### WHAT NEEDS TO BE DONE
Give again the lines from the line with "OCR this image." to the last line of the records, exactly and in full. Do not carry over any pictures.

[Data entries]
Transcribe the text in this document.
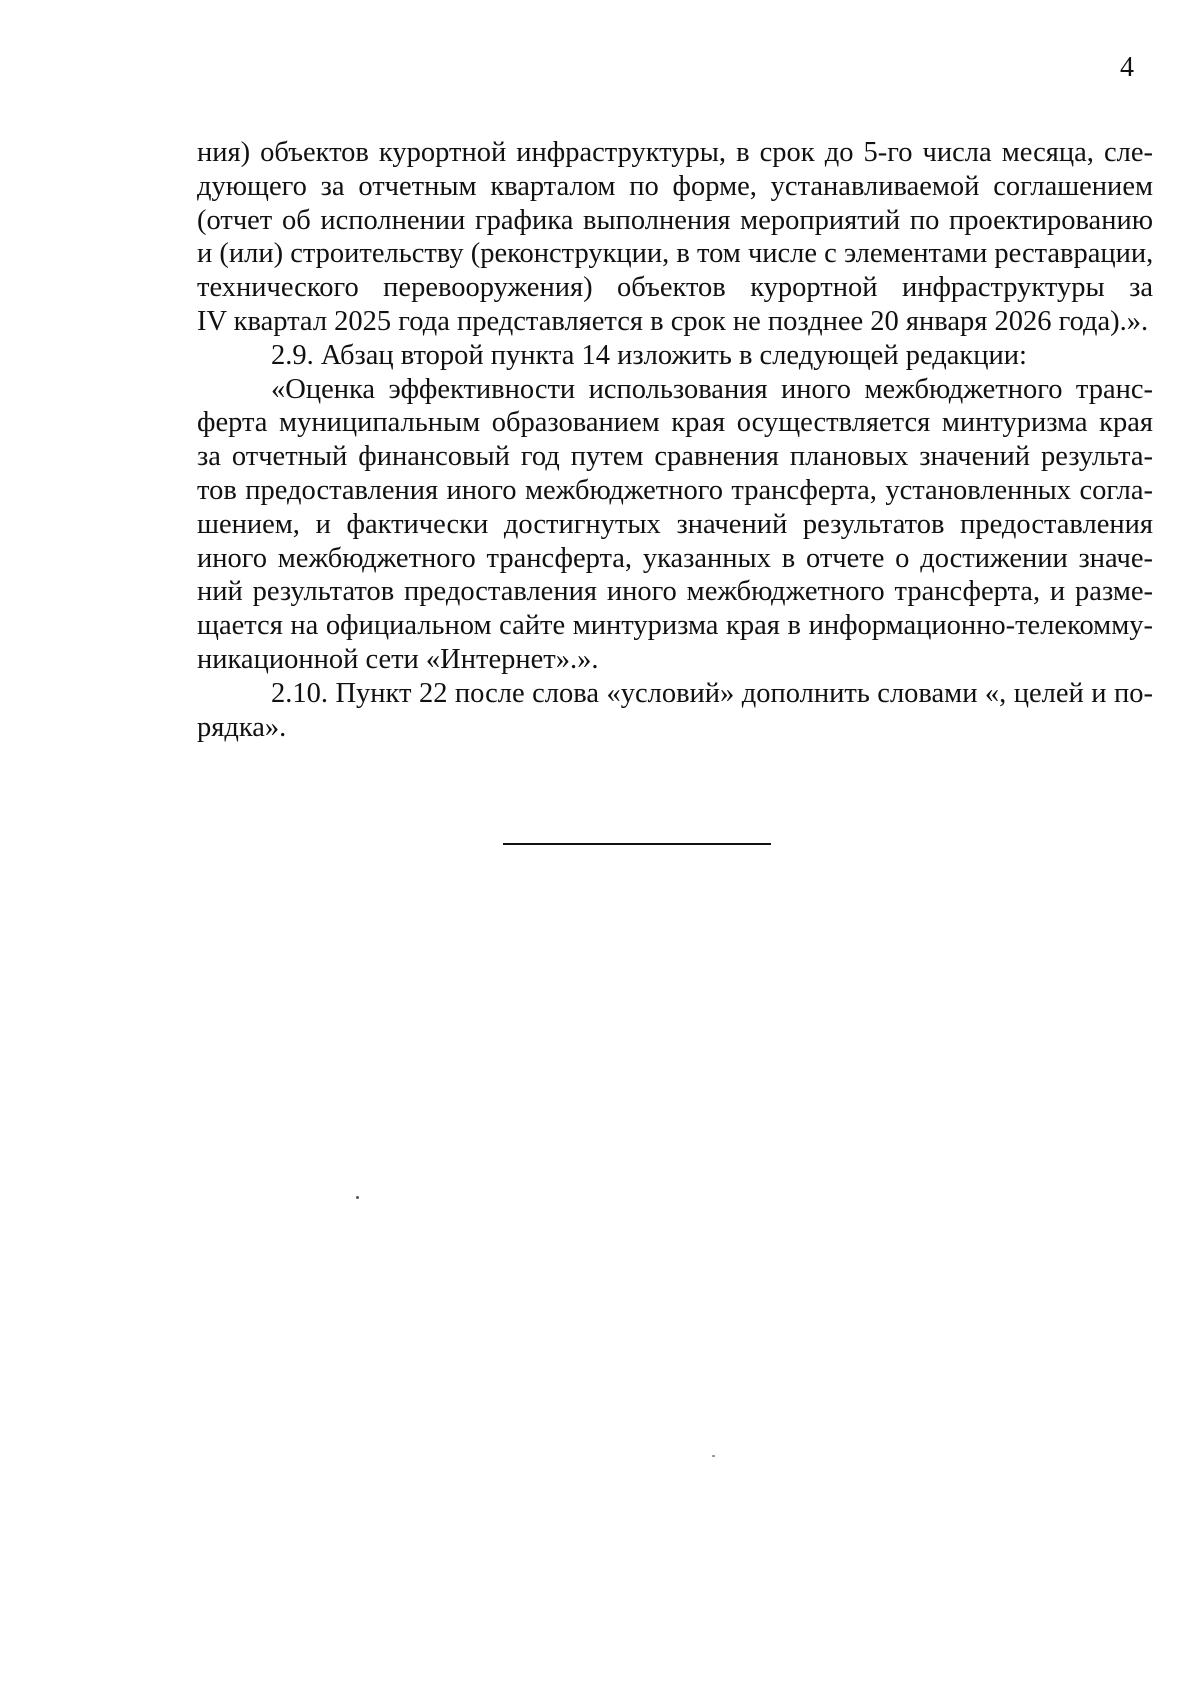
4
ния) объектов курортной инфраструктуры, в срок до 5-го числа месяца, сле-
дующего за отчетным кварталом по форме, устанавливаемой соглашением
(отчет об исполнении графика выполнения мероприятий по проектированию
и (или) строительству (реконструкции, в том числе с элементами реставрации,
технического перевооружения) объектов курортной инфраструктуры за
IV квартал 2025 года представляется в срок не позднее 20 января 2026 года).».
2.9. Абзац второй пункта 14 изложить в следующей редакции:
«Оценка эффективности использования иного межбюджетного транс-
ферта муниципальным образованием края осуществляется минтуризма края
за отчетный финансовый год путем сравнения плановых значений результа-
тов предоставления иного межбюджетного трансферта, установленных согла-
шением, и фактически достигнутых значений результатов предоставления
иного межбюджетного трансферта, указанных в отчете о достижении значе-
ний результатов предоставления иного межбюджетного трансферта, и разме-
щается на официальном сайте минтуризма края в информационно-телекомму-
никационной сети «Интернет».».
2.10. Пункт 22 после слова «условий» дополнить словами «, целей и по-
рядка».
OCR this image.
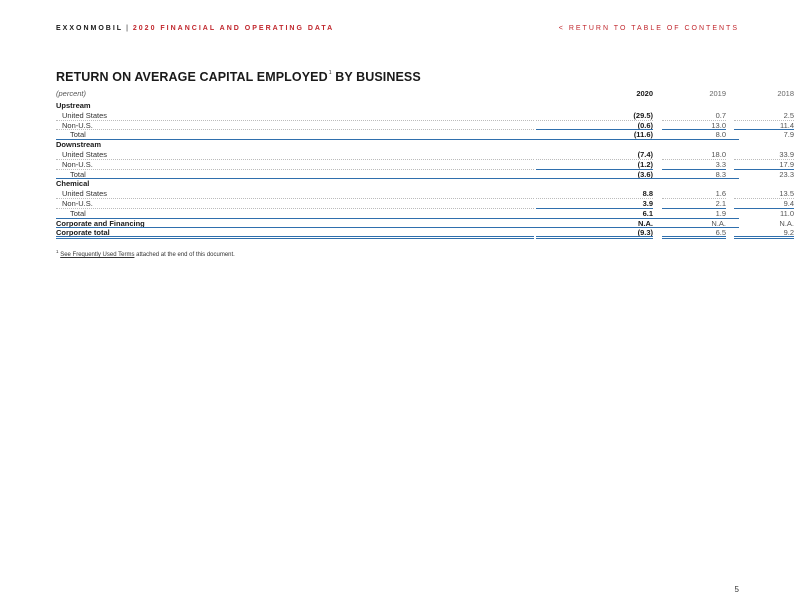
EXXONMOBIL | 2020 FINANCIAL AND OPERATING DATA	< RETURN TO TABLE OF CONTENTS
RETURN ON AVERAGE CAPITAL EMPLOYED$^1$ BY BUSINESS
(percent)	2020	2019	2018
Upstream
United States	(29.5)	0.7	2.5
Non-U.S.	(0.6)	13.0	11.4
Total	(11.6)	8.0	7.9
Downstream
United States	(7.4)	18.0	33.9
Non-U.S.	(1.2)	3.3	17.9
Total	(3.6)	8.3	23.3
Chemical
United States	8.8	1.6	13.5
Non-U.S.	3.9	2.1	9.4
Total	6.1	1.9	11.0
Corporate and Financing	N.A.	N.A.	N.A.
Corporate total	(9.3)	6.5	9.2
$^1$ See Frequently Used Terms attached at the end of this document.
5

### TASK RESPONSE
OCR this image.
EXXONMOBIL | 2020 FINANCIAL AND OPERATING DATA	< RETURN TO TABLE OF CONTENTS
RETURN ON AVERAGE CAPITAL EMPLOYED$^1$ BY BUSINESS
(percent)	2020	2019	2018
Upstream
United States	(29.5)	0.7	2.5
Non-U.S.	(0.6)	13.0	11.4
Total	(11.6)	8.0	7.9
Downstream
United States	(7.4)	18.0	33.9
Non-U.S.	(1.2)	3.3	17.9
Total	(3.6)	8.3	23.3
Chemical
United States	8.8	1.6	13.5
Non-U.S.	3.9	2.1	9.4
Total	6.1	1.9	11.0
Corporate and Financing	N.A.	N.A.	N.A.
Corporate total	(9.3)	6.5	9.2
$^1$ See Frequently Used Terms attached at the end of this document.
5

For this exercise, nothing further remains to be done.